---------- TASK DATA ----------

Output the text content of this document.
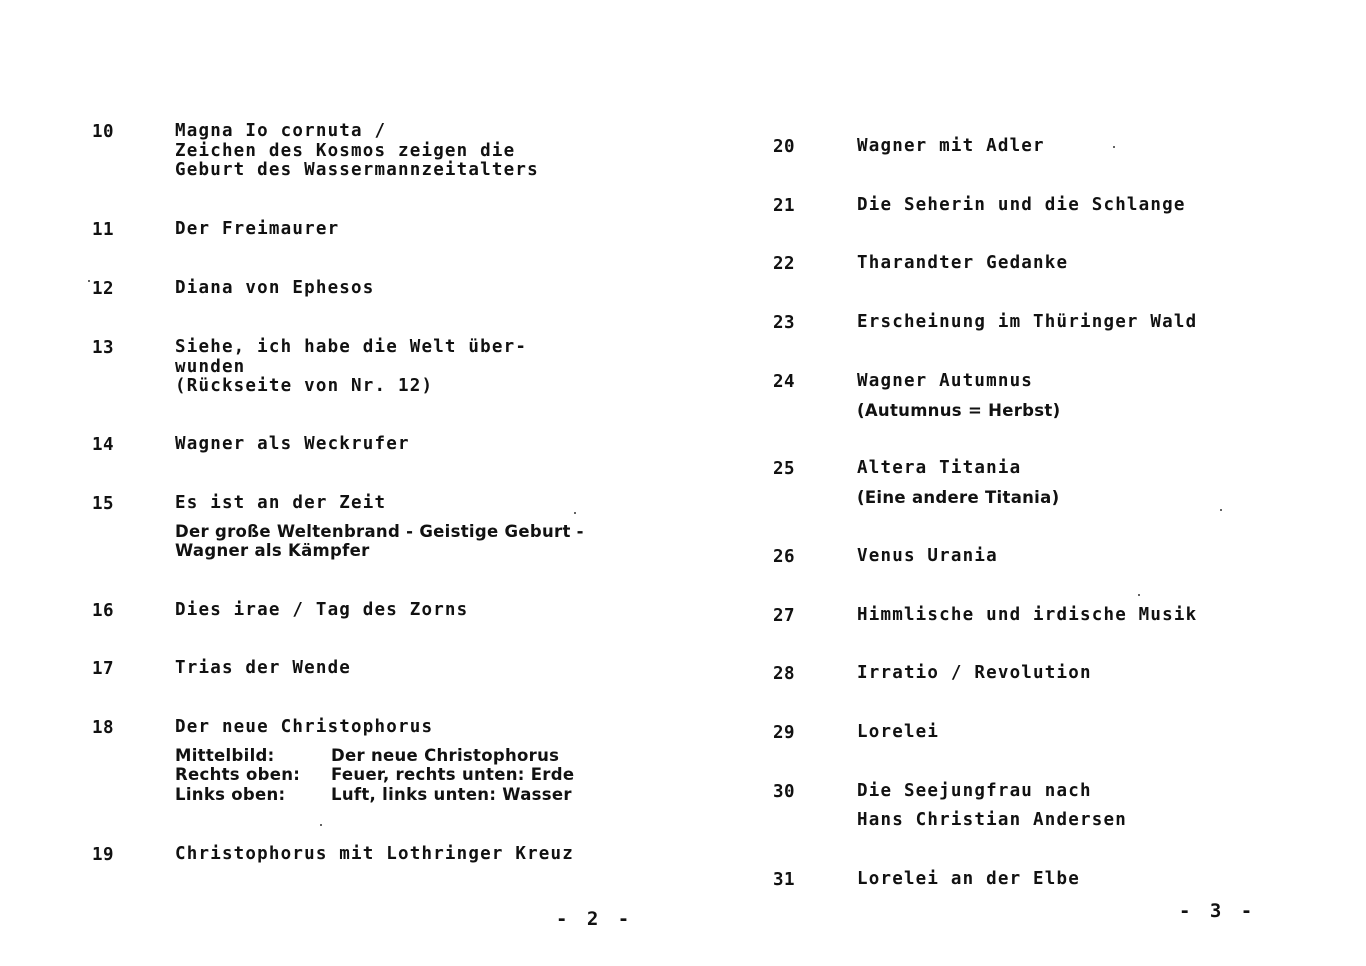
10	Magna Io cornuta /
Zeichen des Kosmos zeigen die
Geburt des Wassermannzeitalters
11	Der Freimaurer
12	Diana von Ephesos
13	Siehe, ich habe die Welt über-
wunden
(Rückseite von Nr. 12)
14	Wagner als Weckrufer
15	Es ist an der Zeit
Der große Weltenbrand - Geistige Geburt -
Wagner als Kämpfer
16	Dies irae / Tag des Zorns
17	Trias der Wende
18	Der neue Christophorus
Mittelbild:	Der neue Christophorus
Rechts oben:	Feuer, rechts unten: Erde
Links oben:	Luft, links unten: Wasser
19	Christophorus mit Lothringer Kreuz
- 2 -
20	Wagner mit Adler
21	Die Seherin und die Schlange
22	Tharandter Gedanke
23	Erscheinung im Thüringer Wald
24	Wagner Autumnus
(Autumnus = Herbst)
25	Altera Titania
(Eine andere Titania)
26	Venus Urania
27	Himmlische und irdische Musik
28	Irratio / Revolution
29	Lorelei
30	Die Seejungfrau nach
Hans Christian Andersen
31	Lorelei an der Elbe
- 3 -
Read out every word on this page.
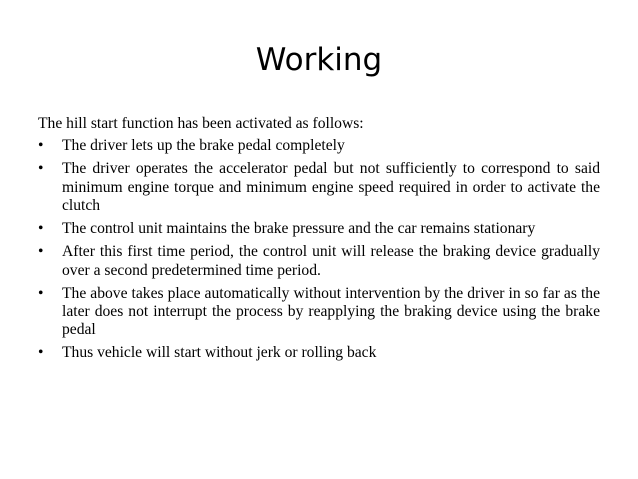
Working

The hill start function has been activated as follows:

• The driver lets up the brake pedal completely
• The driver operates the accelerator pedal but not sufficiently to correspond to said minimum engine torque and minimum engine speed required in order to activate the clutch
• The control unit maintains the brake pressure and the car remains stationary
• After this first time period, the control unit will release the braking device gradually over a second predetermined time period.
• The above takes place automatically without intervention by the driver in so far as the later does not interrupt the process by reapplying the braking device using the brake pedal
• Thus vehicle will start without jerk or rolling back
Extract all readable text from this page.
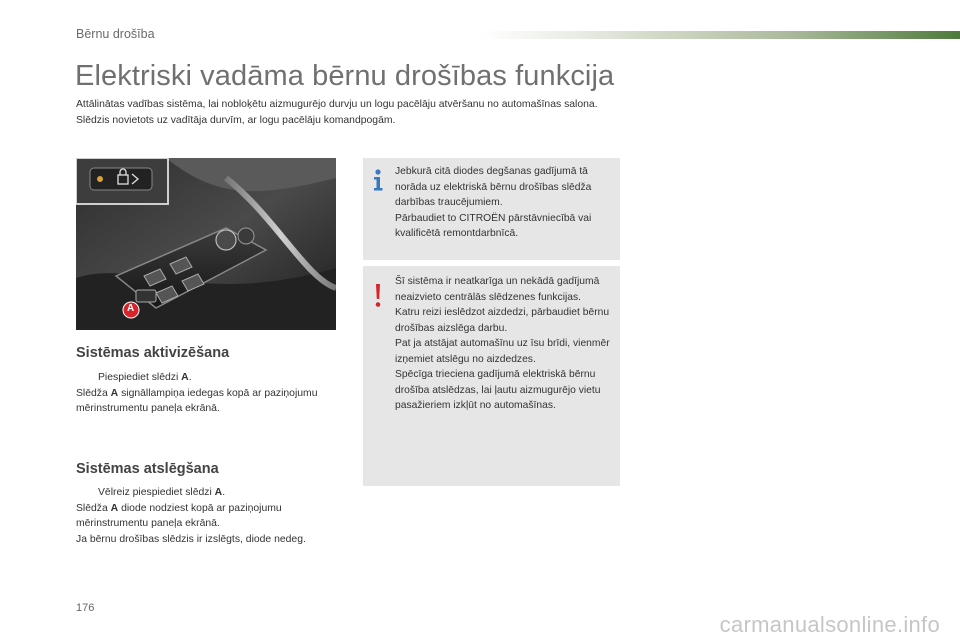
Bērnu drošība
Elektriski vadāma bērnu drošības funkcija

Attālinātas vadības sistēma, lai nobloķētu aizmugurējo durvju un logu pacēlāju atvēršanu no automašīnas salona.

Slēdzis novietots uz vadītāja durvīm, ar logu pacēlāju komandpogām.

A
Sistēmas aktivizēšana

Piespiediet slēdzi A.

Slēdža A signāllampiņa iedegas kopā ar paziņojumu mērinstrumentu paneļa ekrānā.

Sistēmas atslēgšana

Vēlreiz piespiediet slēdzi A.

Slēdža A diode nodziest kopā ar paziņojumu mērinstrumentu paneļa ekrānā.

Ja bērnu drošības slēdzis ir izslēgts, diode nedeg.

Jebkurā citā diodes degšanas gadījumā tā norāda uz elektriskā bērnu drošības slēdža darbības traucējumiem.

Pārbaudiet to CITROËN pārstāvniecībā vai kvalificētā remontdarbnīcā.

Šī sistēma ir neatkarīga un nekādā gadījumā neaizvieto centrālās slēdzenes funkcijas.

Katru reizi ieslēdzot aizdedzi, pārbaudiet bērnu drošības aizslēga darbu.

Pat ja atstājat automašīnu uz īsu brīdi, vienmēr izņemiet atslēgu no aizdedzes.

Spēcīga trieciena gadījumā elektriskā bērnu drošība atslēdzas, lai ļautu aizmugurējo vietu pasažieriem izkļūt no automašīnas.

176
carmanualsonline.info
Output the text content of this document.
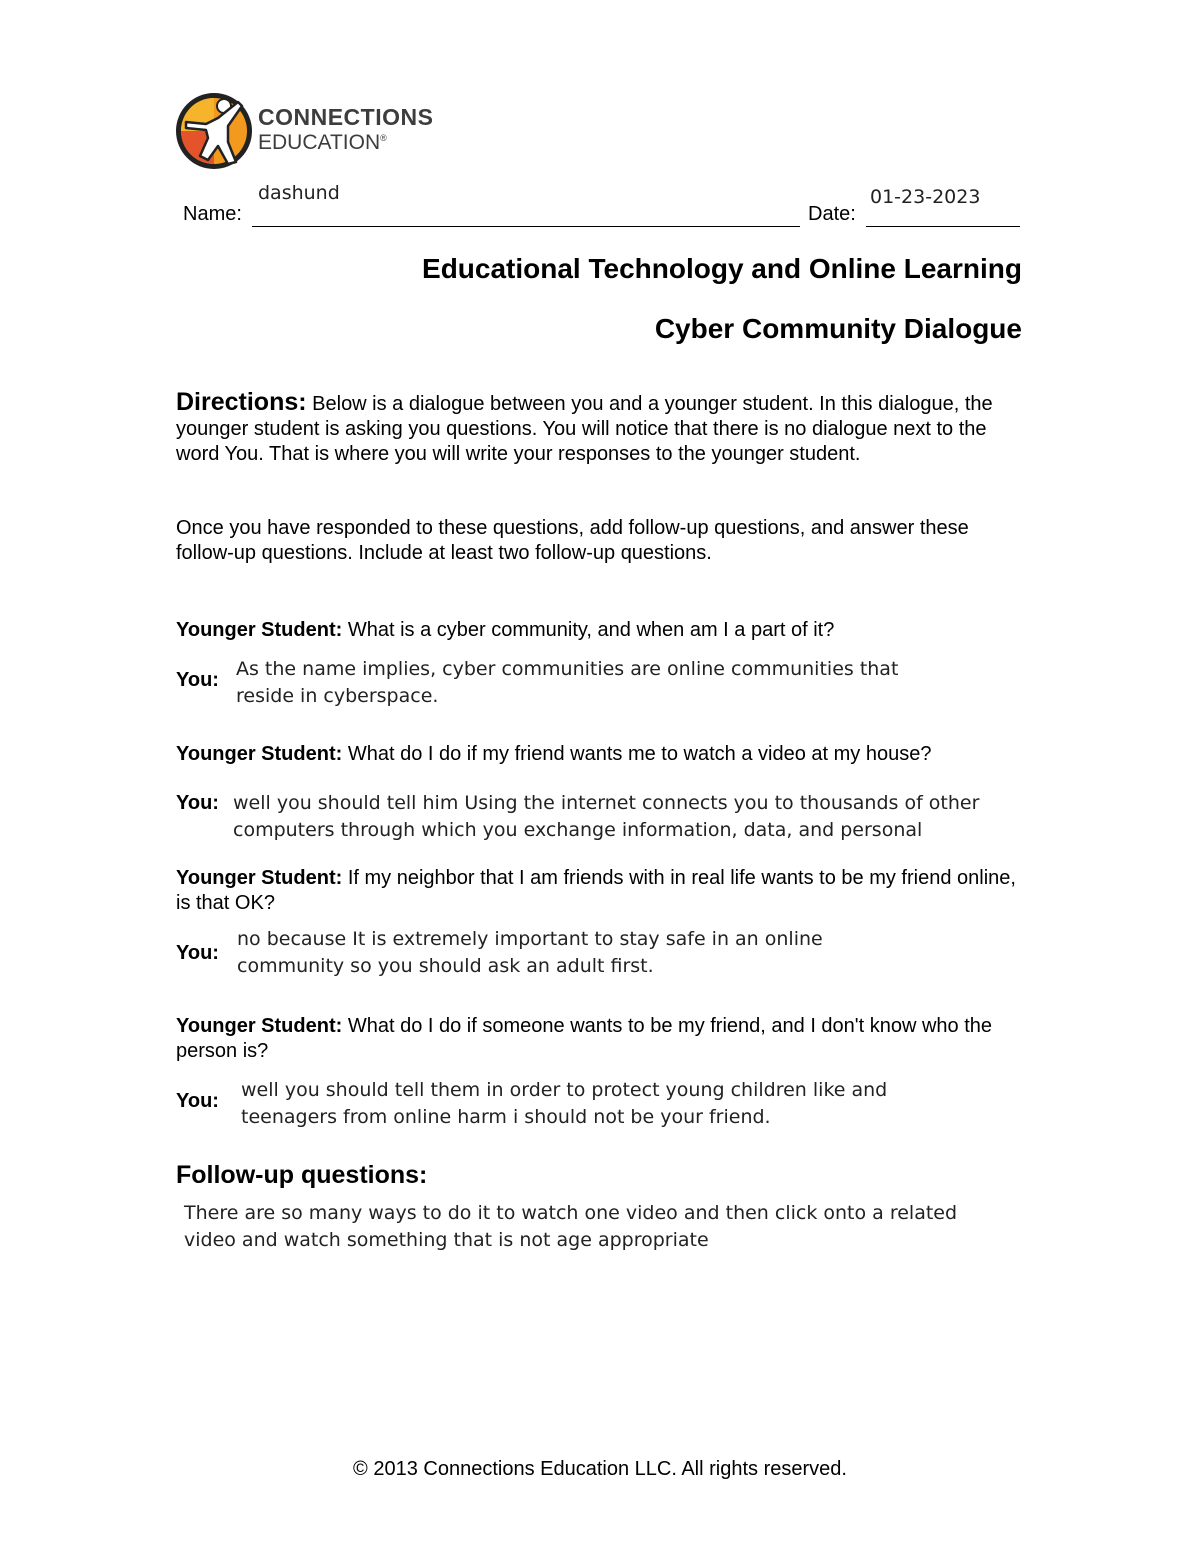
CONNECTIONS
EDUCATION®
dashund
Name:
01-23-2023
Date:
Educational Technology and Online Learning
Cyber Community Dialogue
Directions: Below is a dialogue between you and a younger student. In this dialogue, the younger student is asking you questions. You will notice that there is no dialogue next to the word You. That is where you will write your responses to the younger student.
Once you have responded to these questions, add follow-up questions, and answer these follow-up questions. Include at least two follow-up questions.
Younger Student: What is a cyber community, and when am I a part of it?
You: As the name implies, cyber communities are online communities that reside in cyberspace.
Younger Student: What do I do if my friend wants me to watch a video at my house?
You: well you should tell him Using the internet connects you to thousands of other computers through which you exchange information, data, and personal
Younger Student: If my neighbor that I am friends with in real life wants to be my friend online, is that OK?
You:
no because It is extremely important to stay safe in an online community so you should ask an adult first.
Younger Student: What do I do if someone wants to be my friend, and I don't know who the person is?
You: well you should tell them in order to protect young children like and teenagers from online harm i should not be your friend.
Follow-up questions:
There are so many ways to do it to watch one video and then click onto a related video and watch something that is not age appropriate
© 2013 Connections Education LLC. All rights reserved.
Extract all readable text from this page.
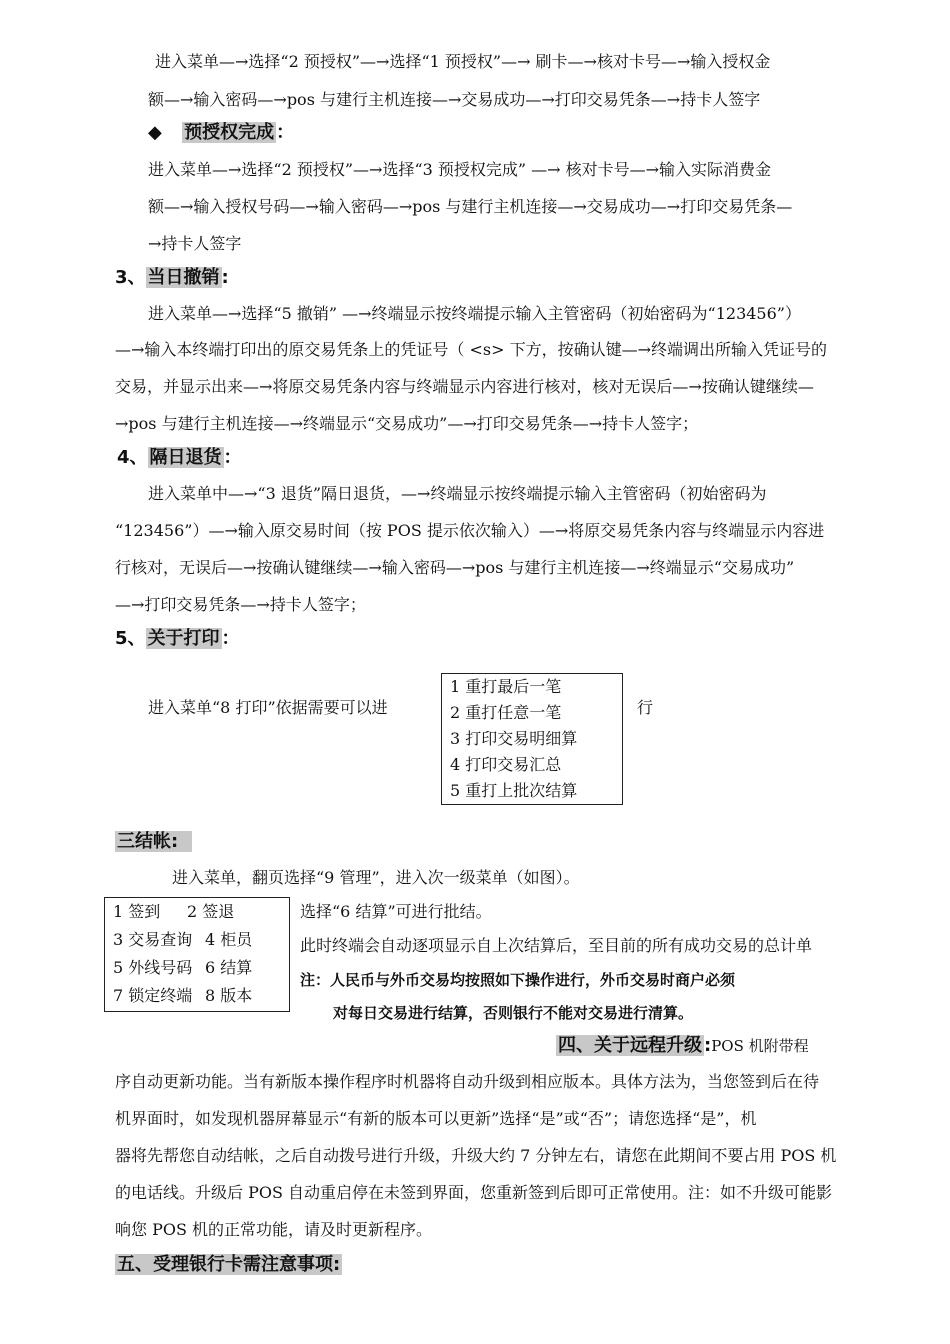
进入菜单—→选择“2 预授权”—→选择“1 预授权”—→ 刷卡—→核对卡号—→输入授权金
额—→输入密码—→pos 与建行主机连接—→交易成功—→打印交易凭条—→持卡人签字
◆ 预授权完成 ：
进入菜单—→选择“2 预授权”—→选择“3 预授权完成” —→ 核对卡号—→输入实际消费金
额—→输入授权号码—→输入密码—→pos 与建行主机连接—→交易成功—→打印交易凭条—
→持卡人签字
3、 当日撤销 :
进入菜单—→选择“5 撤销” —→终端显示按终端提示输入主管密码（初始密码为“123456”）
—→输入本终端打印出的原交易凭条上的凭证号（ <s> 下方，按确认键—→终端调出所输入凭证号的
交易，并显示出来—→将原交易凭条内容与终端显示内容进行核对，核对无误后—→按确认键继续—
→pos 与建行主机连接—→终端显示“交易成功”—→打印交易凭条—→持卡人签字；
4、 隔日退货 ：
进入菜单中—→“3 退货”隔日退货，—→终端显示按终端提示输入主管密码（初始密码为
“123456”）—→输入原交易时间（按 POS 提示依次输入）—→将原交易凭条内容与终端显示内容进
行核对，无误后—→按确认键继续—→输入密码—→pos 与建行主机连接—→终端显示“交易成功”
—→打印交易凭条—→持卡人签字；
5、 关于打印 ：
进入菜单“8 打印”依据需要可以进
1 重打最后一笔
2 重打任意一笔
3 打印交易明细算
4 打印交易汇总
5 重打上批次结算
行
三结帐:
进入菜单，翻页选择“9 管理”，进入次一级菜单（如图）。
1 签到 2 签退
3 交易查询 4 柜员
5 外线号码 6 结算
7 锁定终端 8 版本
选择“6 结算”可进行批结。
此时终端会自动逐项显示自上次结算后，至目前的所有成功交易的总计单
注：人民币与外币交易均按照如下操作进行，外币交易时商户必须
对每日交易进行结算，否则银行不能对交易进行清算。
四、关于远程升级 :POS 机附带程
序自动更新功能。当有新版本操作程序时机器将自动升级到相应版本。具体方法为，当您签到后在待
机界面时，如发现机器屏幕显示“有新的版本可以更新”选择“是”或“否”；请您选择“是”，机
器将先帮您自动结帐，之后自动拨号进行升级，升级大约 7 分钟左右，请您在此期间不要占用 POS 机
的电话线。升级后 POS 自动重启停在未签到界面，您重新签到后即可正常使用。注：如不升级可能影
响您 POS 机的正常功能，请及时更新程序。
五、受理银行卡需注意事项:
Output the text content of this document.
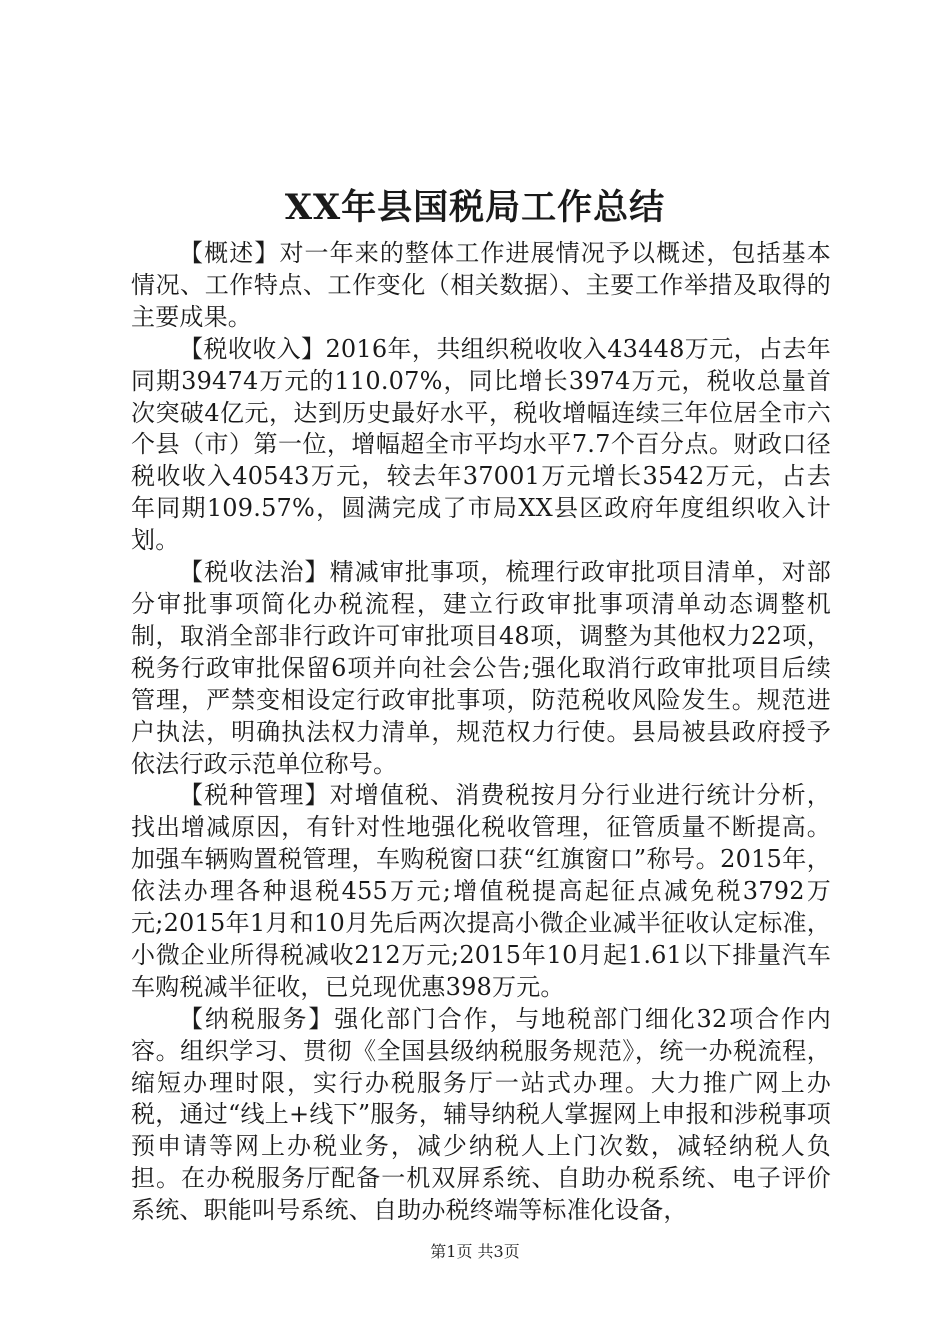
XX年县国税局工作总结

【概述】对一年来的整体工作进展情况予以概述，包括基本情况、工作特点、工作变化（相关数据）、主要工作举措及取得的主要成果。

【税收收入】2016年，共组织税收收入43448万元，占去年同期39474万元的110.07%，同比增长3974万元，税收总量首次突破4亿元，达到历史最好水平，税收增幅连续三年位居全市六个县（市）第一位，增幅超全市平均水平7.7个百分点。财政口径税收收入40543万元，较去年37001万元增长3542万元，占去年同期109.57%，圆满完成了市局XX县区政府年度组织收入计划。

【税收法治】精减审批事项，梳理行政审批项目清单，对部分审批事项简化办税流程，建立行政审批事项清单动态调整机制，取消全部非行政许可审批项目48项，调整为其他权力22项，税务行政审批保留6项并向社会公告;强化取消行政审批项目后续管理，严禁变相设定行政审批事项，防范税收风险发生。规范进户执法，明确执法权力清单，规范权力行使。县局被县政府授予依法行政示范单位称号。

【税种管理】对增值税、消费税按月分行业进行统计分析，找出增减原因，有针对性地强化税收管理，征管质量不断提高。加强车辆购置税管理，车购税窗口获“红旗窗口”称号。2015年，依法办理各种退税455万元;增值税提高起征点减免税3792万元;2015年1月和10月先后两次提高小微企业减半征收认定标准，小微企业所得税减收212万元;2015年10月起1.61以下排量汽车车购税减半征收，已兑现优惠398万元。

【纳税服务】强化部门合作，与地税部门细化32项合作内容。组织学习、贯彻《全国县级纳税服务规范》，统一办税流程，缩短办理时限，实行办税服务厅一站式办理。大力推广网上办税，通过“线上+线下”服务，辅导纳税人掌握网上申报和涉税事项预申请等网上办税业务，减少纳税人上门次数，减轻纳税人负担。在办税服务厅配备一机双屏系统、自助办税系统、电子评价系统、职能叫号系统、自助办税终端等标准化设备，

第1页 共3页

----------

* GIVEN EXERCISE *
Where does the word "unten" appear in the listing? List each line that holds it.

* FINISHED ANSWER *
Rechts oben:	Feuer, rechts unten: Erde
Links oben:	Luft, links unten: Wasser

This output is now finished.